EXERCISE OBJECTIVE:
Reply only with how many lines contain the word "business".
***** EXCERPTED DATA *****
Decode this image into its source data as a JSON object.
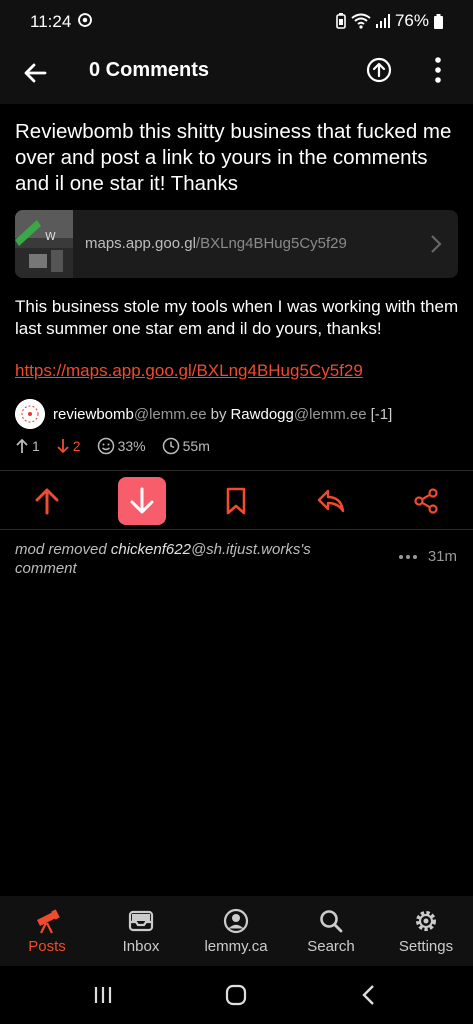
{
  "status_bar": {
    "time": "11:24",
    "battery": "76%"
  },
  "top_bar": {
    "title": "0 Comments"
  },
  "post": {
    "title": "Reviewbomb this shitty business that fucked me over and post a link to yours in the comments and il one star it! Thanks",
    "link_card": {
      "domain": "maps.app.goo.gl",
      "path": "/BXLng4BHug5Cy5f29"
    },
    "body": "This business stole my tools when I was working with them last summer one star em and il do yours, thanks!",
    "body_link": "https://maps.app.goo.gl/BXLng4BHug5Cy5f29",
    "community_name": "reviewbomb",
    "community_instance": "@lemm.ee",
    "by_label": "by",
    "author_name": "Rawdogg",
    "author_instance": "@lemm.ee",
    "author_score": "[-1]",
    "upvotes": "1",
    "downvotes": "2",
    "percent": "33%",
    "age": "55m"
  },
  "comment": {
    "prefix": "mod removed ",
    "user": "chickenf622",
    "instance": "@sh.itjust.works",
    "suffix": "'s comment",
    "age": "31m"
  },
  "nav": {
    "items": [
      {
        "label": "Posts",
        "icon": "telescope-icon",
        "active": true
      },
      {
        "label": "Inbox",
        "icon": "inbox-icon",
        "active": false
      },
      {
        "label": "lemmy.ca",
        "icon": "account-icon",
        "active": false
      },
      {
        "label": "Search",
        "icon": "search-icon",
        "active": false
      },
      {
        "label": "Settings",
        "icon": "gear-icon",
        "active": false
      }
    ]
  },
  "colors": {
    "accent": "#ef4b2c",
    "downvote_active_bg": "#f85d6c",
    "background": "#000000",
    "bar_background": "#111111"
  }
}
*****
FINAL RESULT:
2